--- START OF RECORDED INFORMATION ---

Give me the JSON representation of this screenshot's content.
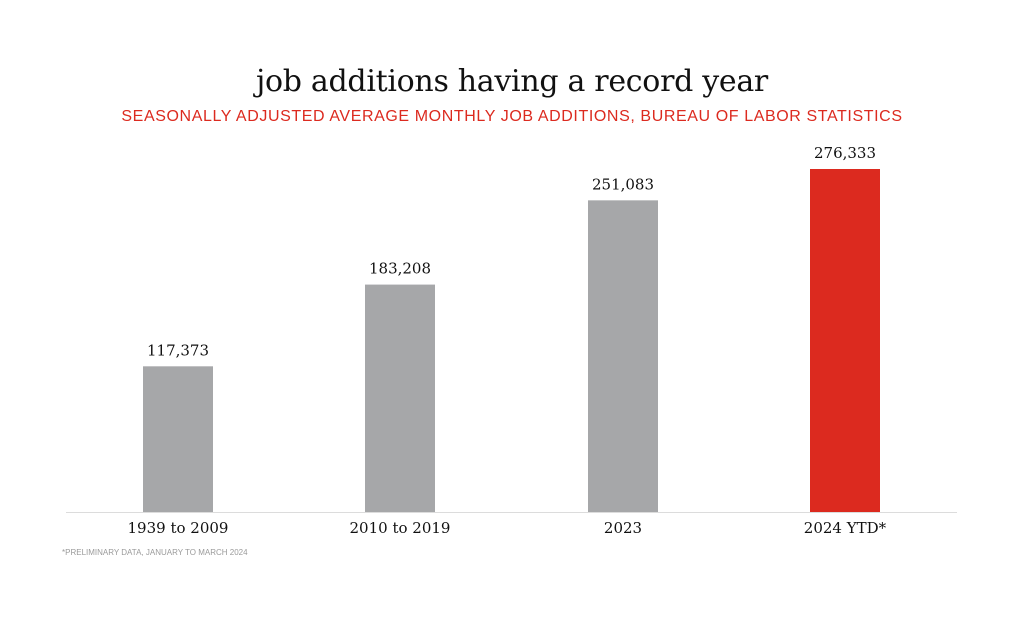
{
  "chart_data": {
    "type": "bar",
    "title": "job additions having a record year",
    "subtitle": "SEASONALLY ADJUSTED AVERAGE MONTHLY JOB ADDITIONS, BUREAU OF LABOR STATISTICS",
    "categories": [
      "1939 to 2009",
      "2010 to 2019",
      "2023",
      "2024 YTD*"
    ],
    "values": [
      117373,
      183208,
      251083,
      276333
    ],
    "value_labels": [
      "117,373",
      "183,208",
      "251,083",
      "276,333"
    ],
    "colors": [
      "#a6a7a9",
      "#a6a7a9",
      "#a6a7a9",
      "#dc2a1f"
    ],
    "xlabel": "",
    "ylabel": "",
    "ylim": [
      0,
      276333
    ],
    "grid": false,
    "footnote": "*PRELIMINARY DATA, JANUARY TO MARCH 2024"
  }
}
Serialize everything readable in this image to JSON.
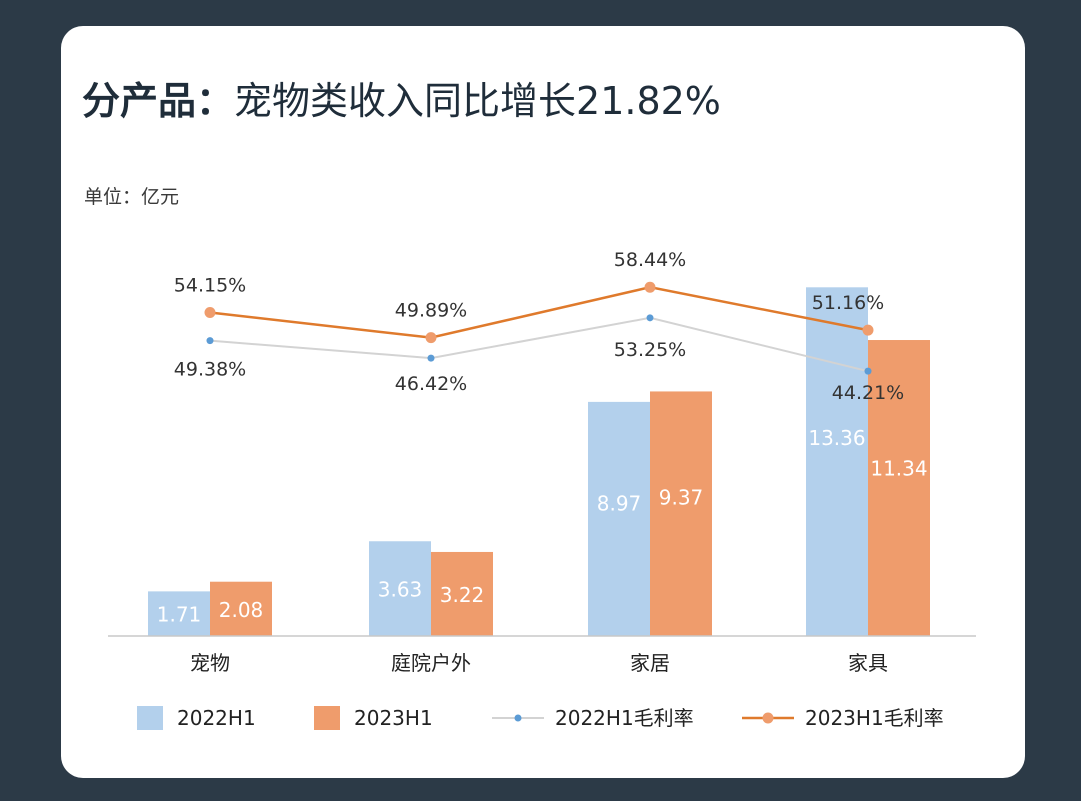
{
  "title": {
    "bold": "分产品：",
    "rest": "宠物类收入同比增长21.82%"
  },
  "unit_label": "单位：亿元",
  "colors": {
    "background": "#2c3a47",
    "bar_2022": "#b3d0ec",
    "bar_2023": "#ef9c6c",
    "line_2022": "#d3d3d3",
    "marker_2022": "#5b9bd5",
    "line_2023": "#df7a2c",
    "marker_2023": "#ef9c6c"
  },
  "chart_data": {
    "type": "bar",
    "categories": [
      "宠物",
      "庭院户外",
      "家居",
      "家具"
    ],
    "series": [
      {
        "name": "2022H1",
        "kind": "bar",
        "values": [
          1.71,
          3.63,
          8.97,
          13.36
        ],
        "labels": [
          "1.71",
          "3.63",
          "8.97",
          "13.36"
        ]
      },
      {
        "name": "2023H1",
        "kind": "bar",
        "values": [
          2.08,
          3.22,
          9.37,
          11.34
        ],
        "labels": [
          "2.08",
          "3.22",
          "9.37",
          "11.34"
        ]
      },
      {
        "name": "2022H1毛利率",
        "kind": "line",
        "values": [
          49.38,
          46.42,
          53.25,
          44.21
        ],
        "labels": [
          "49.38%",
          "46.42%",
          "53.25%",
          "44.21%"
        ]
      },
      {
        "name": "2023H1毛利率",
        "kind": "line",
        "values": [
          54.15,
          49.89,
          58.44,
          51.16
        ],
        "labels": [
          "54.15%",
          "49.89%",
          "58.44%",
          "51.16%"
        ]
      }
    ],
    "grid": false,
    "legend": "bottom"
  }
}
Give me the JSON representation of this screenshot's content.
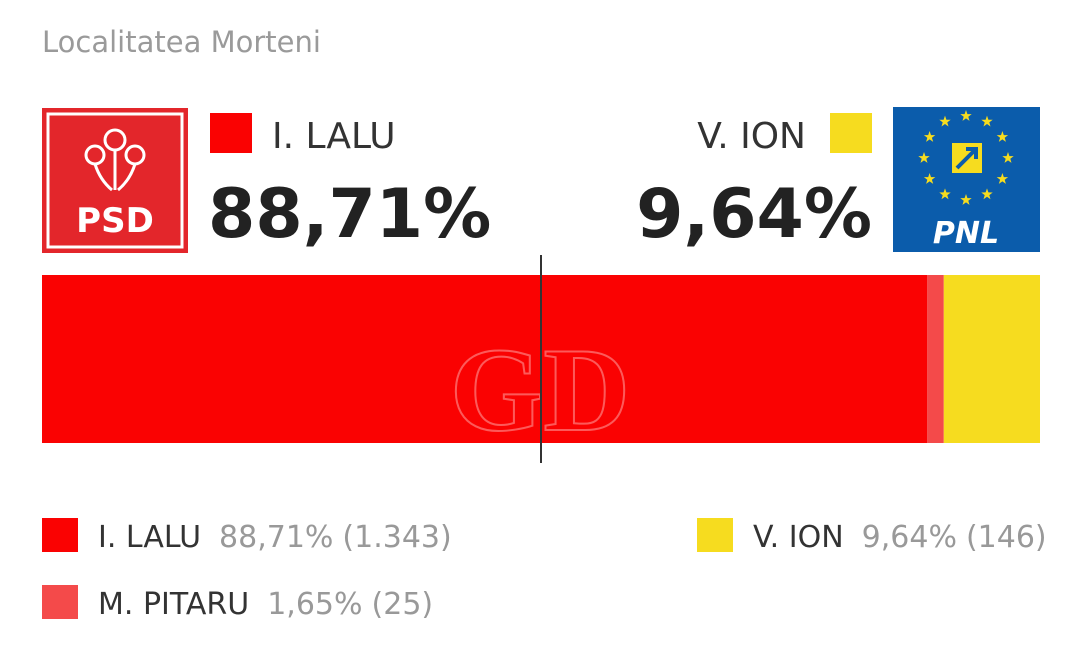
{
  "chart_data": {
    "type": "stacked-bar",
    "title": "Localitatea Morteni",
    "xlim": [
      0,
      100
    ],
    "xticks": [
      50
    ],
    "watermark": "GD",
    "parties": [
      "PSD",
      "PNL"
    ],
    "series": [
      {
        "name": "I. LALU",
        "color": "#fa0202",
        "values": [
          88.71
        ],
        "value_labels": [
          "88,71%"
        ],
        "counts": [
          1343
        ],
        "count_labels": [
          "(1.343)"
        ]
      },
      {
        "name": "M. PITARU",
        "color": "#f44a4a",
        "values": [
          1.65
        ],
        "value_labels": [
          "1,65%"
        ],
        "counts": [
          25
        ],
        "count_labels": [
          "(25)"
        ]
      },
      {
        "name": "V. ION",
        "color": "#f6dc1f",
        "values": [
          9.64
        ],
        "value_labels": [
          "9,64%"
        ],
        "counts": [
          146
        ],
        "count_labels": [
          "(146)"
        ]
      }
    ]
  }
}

--- END OF RECORDED INFORMATION ---

▸ WHAT YOU SHOULD DO
Which lines contain "name"? Show each of them.

▸ SOLUTION FOR THIS PROBLEM
        "name": "2022H1",
        "name": "2023H1",
        "name": "2022H1毛利率",
        "name": "2023H1毛利率",
        "name": "I. LALU",
        "name": "M. PITARU",
        "name": "V. ION",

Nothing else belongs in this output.